Your task is to copy the material exactly.

***** RECORDS SUPPLIED

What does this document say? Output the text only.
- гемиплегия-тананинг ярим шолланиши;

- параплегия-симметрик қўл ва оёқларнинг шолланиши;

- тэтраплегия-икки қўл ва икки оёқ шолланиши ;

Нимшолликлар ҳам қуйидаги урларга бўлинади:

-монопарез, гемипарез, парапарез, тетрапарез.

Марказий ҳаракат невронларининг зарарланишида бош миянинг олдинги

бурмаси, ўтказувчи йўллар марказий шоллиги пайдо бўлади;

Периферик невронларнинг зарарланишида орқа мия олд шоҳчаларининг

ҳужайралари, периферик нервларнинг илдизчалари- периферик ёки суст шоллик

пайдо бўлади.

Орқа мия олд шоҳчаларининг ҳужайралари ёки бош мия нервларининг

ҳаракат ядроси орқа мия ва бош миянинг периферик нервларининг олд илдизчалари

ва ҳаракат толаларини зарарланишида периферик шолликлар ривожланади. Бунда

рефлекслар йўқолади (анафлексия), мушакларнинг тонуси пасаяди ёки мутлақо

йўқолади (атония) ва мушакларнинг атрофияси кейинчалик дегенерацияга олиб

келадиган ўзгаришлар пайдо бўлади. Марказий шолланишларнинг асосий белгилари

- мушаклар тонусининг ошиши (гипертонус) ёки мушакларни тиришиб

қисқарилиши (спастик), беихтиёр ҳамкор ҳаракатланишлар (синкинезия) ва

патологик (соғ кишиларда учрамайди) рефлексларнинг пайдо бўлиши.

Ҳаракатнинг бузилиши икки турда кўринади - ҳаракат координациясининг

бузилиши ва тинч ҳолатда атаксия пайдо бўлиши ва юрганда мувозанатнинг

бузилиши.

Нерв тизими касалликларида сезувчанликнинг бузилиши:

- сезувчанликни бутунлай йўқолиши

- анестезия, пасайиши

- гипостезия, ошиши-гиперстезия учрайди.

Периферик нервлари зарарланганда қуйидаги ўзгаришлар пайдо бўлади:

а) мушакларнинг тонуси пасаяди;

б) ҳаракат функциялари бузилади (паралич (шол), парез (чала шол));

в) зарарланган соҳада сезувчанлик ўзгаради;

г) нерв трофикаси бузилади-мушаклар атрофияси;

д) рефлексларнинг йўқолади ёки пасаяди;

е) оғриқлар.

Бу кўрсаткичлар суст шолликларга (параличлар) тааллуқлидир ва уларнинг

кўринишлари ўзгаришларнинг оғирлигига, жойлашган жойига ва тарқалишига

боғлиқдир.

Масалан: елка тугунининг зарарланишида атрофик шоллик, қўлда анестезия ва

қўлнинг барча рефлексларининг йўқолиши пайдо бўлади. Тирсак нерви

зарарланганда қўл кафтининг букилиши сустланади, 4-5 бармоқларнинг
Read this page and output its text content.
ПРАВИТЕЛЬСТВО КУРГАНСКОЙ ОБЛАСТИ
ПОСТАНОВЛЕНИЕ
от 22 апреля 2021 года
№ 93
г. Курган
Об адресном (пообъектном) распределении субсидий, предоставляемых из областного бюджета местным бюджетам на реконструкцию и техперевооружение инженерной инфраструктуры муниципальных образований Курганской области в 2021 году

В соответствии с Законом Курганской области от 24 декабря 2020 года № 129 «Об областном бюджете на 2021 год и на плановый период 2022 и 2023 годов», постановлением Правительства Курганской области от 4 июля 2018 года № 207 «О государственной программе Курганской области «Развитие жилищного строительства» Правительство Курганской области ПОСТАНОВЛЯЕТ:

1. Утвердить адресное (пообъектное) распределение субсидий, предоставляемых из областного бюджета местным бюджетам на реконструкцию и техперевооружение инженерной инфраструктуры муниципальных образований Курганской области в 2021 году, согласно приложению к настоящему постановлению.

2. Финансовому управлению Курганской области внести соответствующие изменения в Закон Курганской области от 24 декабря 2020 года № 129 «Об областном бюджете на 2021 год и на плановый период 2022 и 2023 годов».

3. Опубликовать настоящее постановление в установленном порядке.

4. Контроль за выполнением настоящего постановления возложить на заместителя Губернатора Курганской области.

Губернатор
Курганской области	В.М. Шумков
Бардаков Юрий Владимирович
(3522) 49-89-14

**********

SOLUTION TO THE PROBLEM:
What does this document say? Output the text only.
- гемиплегия-тананинг ярим шолланиши;

- параплегия-симметрик қўл ва оёқларнинг шолланиши;

- тэтраплегия-икки қўл ва икки оёқ шолланиши ;

Нимшолликлар ҳам қуйидаги урларга бўлинади:

-монопарез, гемипарез, парапарез, тетрапарез.

Марказий ҳаракат невронларининг зарарланишида бош миянинг олдинги

бурмаси, ўтказувчи йўллар марказий шоллиги пайдо бўлади;

Периферик невронларнинг зарарланишида орқа мия олд шоҳчаларининг

ҳужайралари, периферик нервларнинг илдизчалари- периферик ёки суст шоллик

пайдо бўлади.

Орқа мия олд шоҳчаларининг ҳужайралари ёки бош мия нервларининг

ҳаракат ядроси орқа мия ва бош миянинг периферик нервларининг олд илдизчалари

ва ҳаракат толаларини зарарланишида периферик шолликлар ривожланади. Бунда

рефлекслар йўқолади (анафлексия), мушакларнинг тонуси пасаяди ёки мутлақо

йўқолади (атония) ва мушакларнинг атрофияси кейинчалик дегенерацияга олиб

келадиган ўзгаришлар пайдо бўлади. Марказий шолланишларнинг асосий белгилари

- мушаклар тонусининг ошиши (гипертонус) ёки мушакларни тиришиб

қисқарилиши (спастик), беихтиёр ҳамкор ҳаракатланишлар (синкинезия) ва

патологик (соғ кишиларда учрамайди) рефлексларнинг пайдо бўлиши.

Ҳаракатнинг бузилиши икки турда кўринади - ҳаракат координациясининг

бузилиши ва тинч ҳолатда атаксия пайдо бўлиши ва юрганда мувозанатнинг

бузилиши.

Нерв тизими касалликларида сезувчанликнинг бузилиши:

- сезувчанликни бутунлай йўқолиши

- анестезия, пасайиши

- гипостезия, ошиши-гиперстезия учрайди.

Периферик нервлари зарарланганда қуйидаги ўзгаришлар пайдо бўлади:

а) мушакларнинг тонуси пасаяди;

б) ҳаракат функциялари бузилади (паралич (шол), парез (чала шол));

в) зарарланган соҳада сезувчанлик ўзгаради;

г) нерв трофикаси бузилади-мушаклар атрофияси;

д) рефлексларнинг йўқолади ёки пасаяди;

е) оғриқлар.

Бу кўрсаткичлар суст шолликларга (параличлар) тааллуқлидир ва уларнинг

кўринишлари ўзгаришларнинг оғирлигига, жойлашган жойига ва тарқалишига

боғлиқдир.

Масалан: елка тугунининг зарарланишида атрофик шоллик, қўлда анестезия ва

қўлнинг барча рефлексларининг йўқолиши пайдо бўлади. Тирсак нерви

зарарланганда қўл кафтининг букилиши сустланади, 4-5 бармоқларнинг
Read this page and output its text content.
ПРАВИТЕЛЬСТВО КУРГАНСКОЙ ОБЛАСТИ
ПОСТАНОВЛЕНИЕ
от 22 апреля 2021 года
№ 93
г. Курган
Об адресном (пообъектном) распределении субсидий, предоставляемых из областного бюджета местным бюджетам на реконструкцию и техперевооружение инженерной инфраструктуры муниципальных образований Курганской области в 2021 году

В соответствии с Законом Курганской области от 24 декабря 2020 года № 129 «Об областном бюджете на 2021 год и на плановый период 2022 и 2023 годов», постановлением Правительства Курганской области от 4 июля 2018 года № 207 «О государственной программе Курганской области «Развитие жилищного строительства» Правительство Курганской области ПОСТАНОВЛЯЕТ:

1. Утвердить адресное (пообъектное) распределение субсидий, предоставляемых из областного бюджета местным бюджетам на реконструкцию и техперевооружение инженерной инфраструктуры муниципальных образований Курганской области в 2021 году, согласно приложению к настоящему постановлению.

2. Финансовому управлению Курганской области внести соответствующие изменения в Закон Курганской области от 24 декабря 2020 года № 129 «Об областном бюджете на 2021 год и на плановый период 2022 и 2023 годов».

3. Опубликовать настоящее постановление в установленном порядке.

4. Контроль за выполнением настоящего постановления возложить на заместителя Губернатора Курганской области.

Губернатор
Курганской области	В.М. Шумков
Бардаков Юрий Владимирович
(3522) 49-89-14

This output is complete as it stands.